BEGIN Dataset extract

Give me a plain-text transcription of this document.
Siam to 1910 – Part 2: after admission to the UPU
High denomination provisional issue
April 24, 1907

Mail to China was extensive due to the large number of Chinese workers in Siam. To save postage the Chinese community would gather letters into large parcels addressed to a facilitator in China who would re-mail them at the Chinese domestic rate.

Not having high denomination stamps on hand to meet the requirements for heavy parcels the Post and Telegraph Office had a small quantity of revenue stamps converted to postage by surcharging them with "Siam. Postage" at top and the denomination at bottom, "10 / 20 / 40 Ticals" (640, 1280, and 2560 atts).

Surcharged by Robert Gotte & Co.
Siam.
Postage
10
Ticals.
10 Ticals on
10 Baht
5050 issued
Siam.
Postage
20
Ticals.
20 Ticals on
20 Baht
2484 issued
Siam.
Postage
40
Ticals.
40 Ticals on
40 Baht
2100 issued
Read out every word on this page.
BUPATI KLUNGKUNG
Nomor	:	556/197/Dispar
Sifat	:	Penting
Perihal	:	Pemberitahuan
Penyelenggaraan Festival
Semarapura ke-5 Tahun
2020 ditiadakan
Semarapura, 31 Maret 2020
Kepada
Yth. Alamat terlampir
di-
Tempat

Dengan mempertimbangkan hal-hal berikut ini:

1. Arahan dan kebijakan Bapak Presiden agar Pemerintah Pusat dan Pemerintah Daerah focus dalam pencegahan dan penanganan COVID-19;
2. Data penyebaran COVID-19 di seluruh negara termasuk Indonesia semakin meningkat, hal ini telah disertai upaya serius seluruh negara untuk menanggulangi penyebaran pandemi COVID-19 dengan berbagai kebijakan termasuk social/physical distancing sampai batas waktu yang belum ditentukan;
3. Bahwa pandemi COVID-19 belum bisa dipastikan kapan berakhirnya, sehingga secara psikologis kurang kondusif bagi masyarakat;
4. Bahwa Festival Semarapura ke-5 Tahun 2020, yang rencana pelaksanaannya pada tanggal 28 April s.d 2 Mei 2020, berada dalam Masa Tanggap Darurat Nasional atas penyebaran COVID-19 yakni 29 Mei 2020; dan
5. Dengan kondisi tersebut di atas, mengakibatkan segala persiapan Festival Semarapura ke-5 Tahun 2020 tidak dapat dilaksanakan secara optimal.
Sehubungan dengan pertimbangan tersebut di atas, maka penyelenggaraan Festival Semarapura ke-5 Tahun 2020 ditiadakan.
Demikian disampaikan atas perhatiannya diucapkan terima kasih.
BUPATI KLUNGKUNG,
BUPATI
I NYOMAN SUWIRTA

END Dataset extract

*What to do*: Return each line that includes "April".

*Written response*:
April 24, 1907
4. Bahwa Festival Semarapura ke-5 Tahun 2020, yang rencana pelaksanaannya pada tanggal 28 April s.d 2 Mei 2020, berada dalam Masa Tanggap Darurat Nasional atas penyebaran COVID-19 yakni 29 Mei 2020; dan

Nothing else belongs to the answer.